— start Available records —
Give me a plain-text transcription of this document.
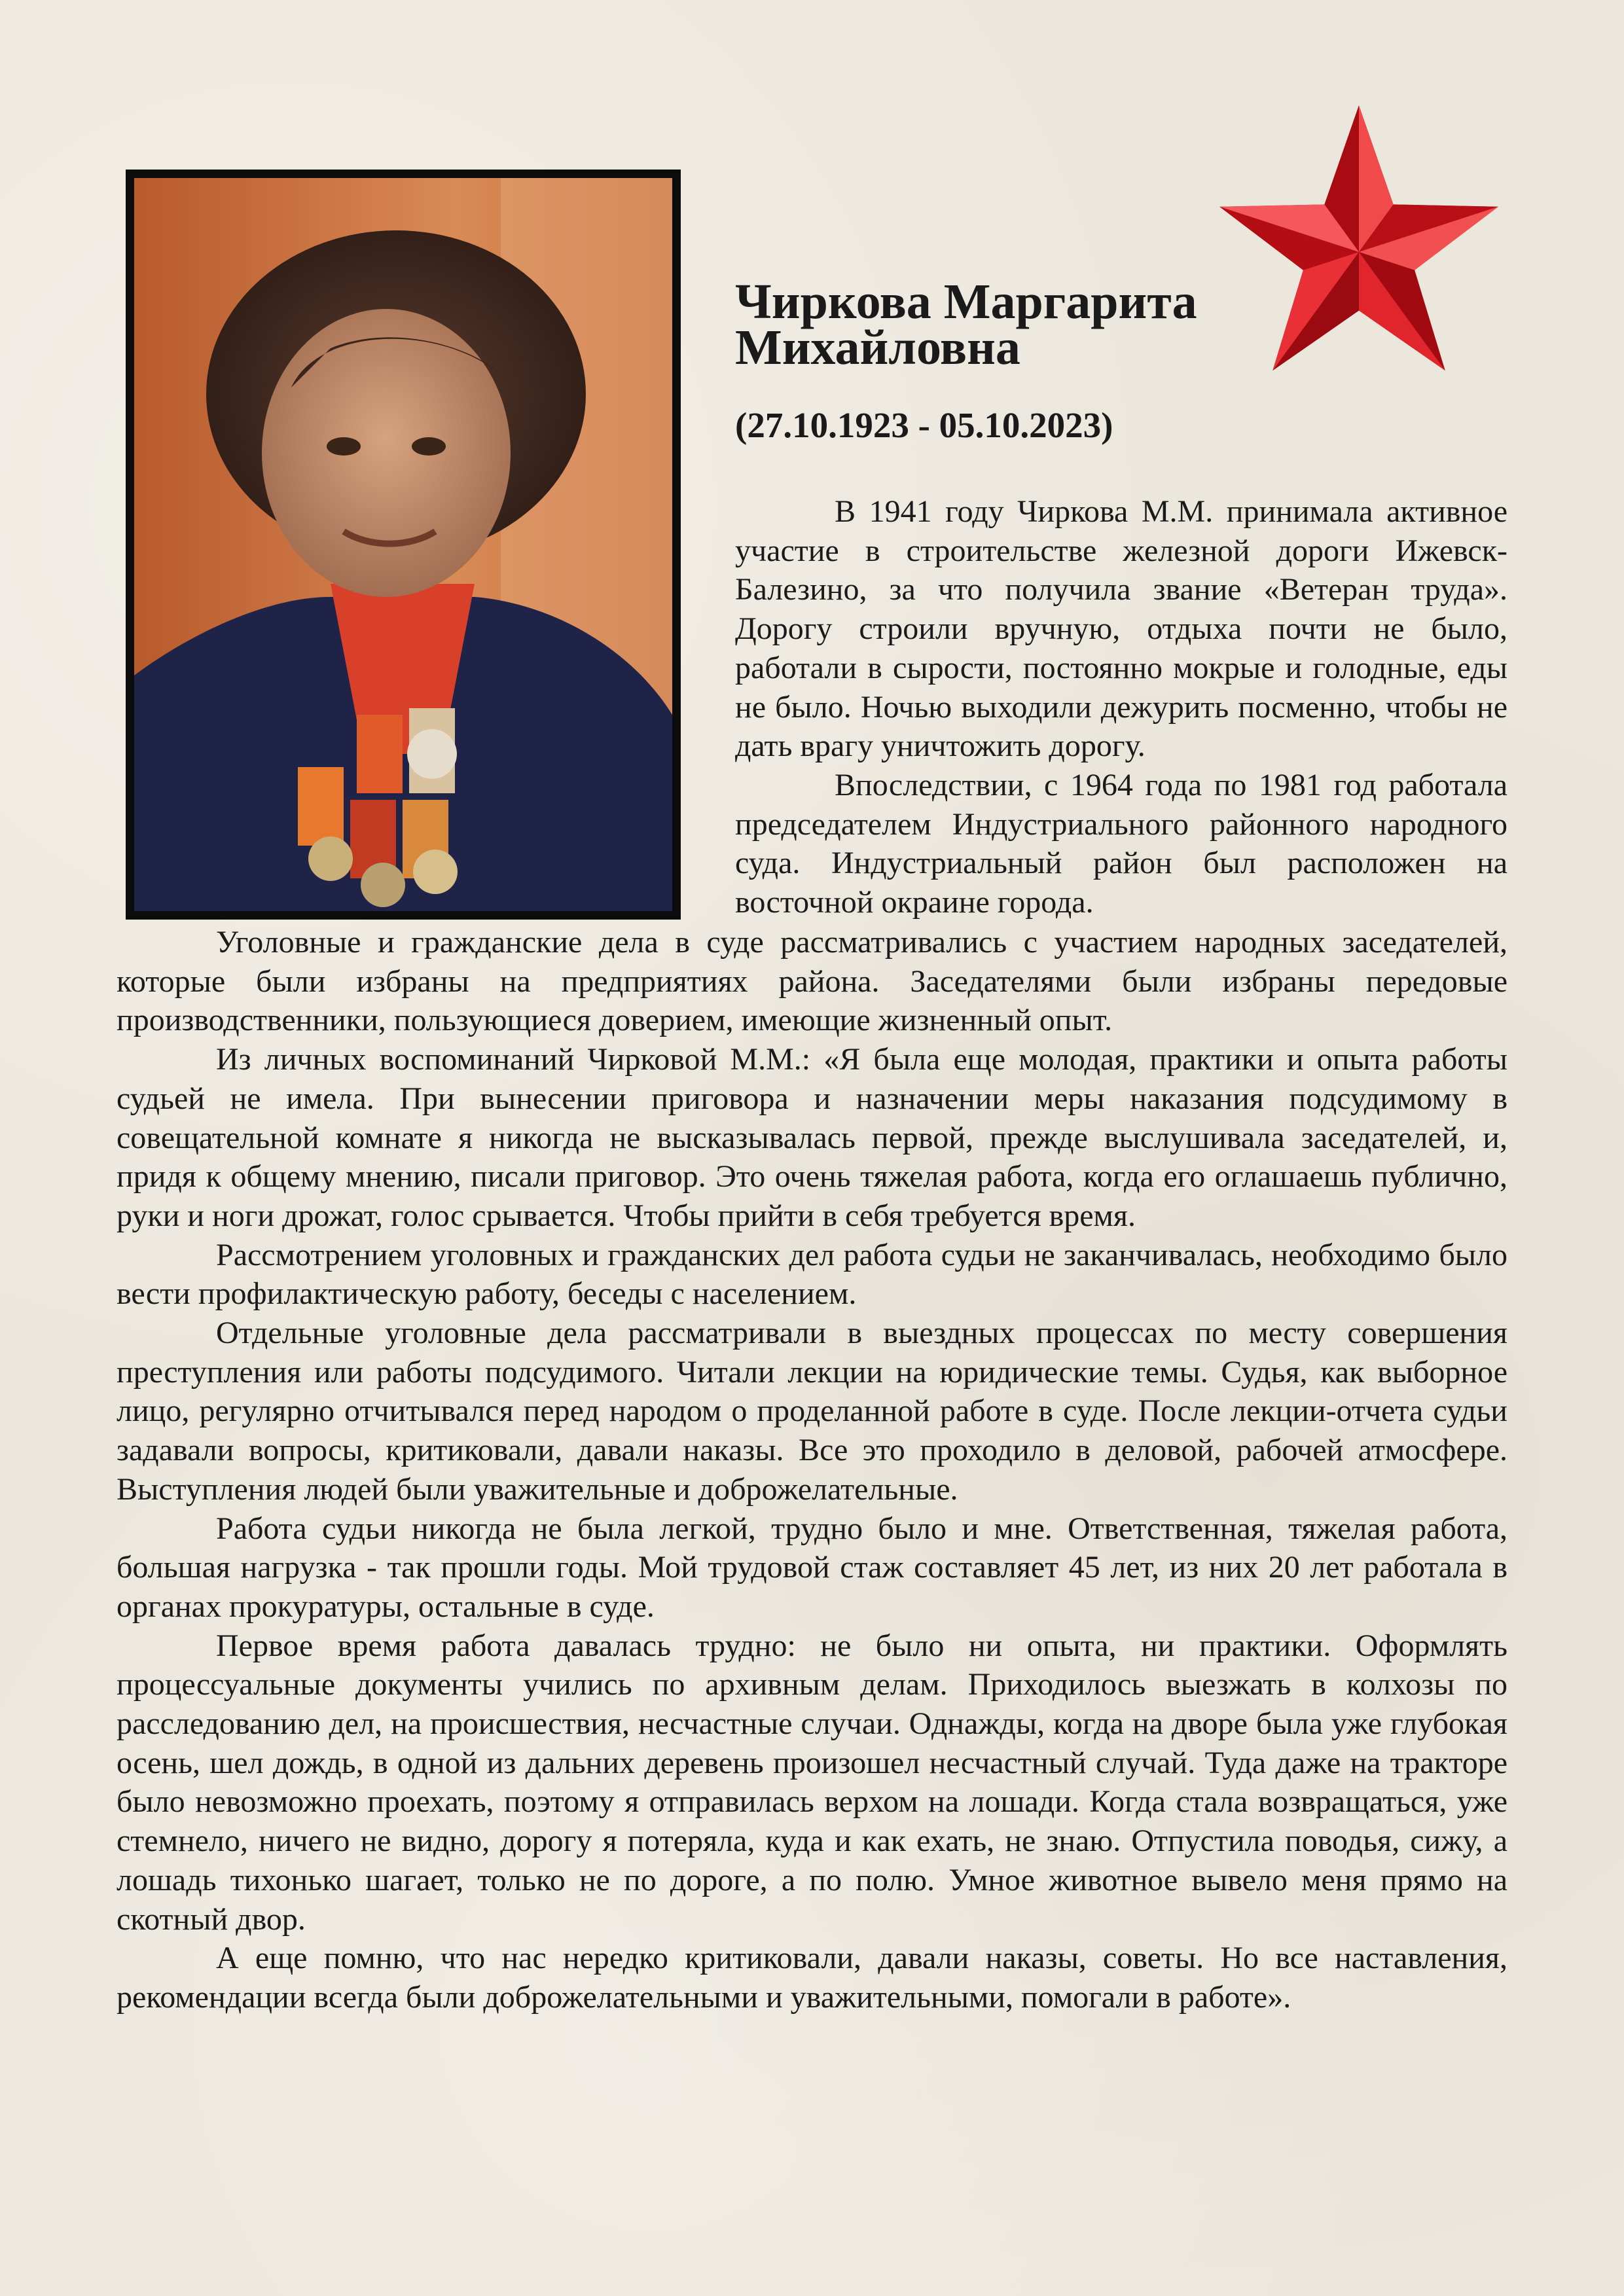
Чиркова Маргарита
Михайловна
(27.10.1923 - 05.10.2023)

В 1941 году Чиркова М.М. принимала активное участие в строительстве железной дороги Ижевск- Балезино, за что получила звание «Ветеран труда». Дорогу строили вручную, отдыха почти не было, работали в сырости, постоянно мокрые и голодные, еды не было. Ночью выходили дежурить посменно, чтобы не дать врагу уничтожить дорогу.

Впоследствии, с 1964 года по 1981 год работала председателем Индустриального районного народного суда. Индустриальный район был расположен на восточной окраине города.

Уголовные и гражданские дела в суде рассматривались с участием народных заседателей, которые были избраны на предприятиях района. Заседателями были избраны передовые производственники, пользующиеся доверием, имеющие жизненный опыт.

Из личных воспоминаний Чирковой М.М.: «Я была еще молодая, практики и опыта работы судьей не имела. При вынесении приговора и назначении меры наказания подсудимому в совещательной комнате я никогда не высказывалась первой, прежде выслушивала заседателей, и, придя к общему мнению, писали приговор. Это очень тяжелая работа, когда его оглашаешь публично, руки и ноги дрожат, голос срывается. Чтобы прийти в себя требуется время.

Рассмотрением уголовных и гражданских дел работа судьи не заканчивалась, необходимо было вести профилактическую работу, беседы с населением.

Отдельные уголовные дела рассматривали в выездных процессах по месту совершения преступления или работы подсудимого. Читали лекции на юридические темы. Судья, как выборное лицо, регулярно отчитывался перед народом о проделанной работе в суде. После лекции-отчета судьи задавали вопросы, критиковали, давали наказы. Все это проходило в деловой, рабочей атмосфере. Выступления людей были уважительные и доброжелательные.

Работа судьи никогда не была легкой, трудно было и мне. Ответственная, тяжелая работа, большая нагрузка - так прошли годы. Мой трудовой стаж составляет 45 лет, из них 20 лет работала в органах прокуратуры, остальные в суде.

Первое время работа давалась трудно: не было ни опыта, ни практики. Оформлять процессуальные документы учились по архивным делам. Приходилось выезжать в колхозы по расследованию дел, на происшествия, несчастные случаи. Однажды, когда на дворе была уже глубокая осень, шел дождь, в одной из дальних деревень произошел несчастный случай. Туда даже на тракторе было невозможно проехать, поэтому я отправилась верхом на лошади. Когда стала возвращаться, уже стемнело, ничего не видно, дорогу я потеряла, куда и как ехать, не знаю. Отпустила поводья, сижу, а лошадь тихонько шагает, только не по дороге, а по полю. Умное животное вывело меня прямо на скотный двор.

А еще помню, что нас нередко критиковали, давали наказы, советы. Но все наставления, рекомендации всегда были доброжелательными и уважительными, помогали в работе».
— end Available records —
▶ What to do
Images should not appear in the copy; retype the listing above exactly.

▶ The result
Give me a plain-text transcription of this document.
Чиркова Маргарита
Михайловна
(27.10.1923 - 05.10.2023)

В 1941 году Чиркова М.М. принимала активное участие в строительстве железной дороги Ижевск- Балезино, за что получила звание «Ветеран труда». Дорогу строили вручную, отдыха почти не было, работали в сырости, постоянно мокрые и голодные, еды не было. Ночью выходили дежурить посменно, чтобы не дать врагу уничтожить дорогу.

Впоследствии, с 1964 года по 1981 год работала председателем Индустриального районного народного суда. Индустриальный район был расположен на восточной окраине города.

Уголовные и гражданские дела в суде рассматривались с участием народных заседателей, которые были избраны на предприятиях района. Заседателями были избраны передовые производственники, пользующиеся доверием, имеющие жизненный опыт.

Из личных воспоминаний Чирковой М.М.: «Я была еще молодая, практики и опыта работы судьей не имела. При вынесении приговора и назначении меры наказания подсудимому в совещательной комнате я никогда не высказывалась первой, прежде выслушивала заседателей, и, придя к общему мнению, писали приговор. Это очень тяжелая работа, когда его оглашаешь публично, руки и ноги дрожат, голос срывается. Чтобы прийти в себя требуется время.

Рассмотрением уголовных и гражданских дел работа судьи не заканчивалась, необходимо было вести профилактическую работу, беседы с населением.

Отдельные уголовные дела рассматривали в выездных процессах по месту совершения преступления или работы подсудимого. Читали лекции на юридические темы. Судья, как выборное лицо, регулярно отчитывался перед народом о проделанной работе в суде. После лекции-отчета судьи задавали вопросы, критиковали, давали наказы. Все это проходило в деловой, рабочей атмосфере. Выступления людей были уважительные и доброжелательные.

Работа судьи никогда не была легкой, трудно было и мне. Ответственная, тяжелая работа, большая нагрузка - так прошли годы. Мой трудовой стаж составляет 45 лет, из них 20 лет работала в органах прокуратуры, остальные в суде.

Первое время работа давалась трудно: не было ни опыта, ни практики. Оформлять процессуальные документы учились по архивным делам. Приходилось выезжать в колхозы по расследованию дел, на происшествия, несчастные случаи. Однажды, когда на дворе была уже глубокая осень, шел дождь, в одной из дальних деревень произошел несчастный случай. Туда даже на тракторе было невозможно проехать, поэтому я отправилась верхом на лошади. Когда стала возвращаться, уже стемнело, ничего не видно, дорогу я потеряла, куда и как ехать, не знаю. Отпустила поводья, сижу, а лошадь тихонько шагает, только не по дороге, а по полю. Умное животное вывело меня прямо на скотный двор.

А еще помню, что нас нередко критиковали, давали наказы, советы. Но все наставления, рекомендации всегда были доброжелательными и уважительными, помогали в работе».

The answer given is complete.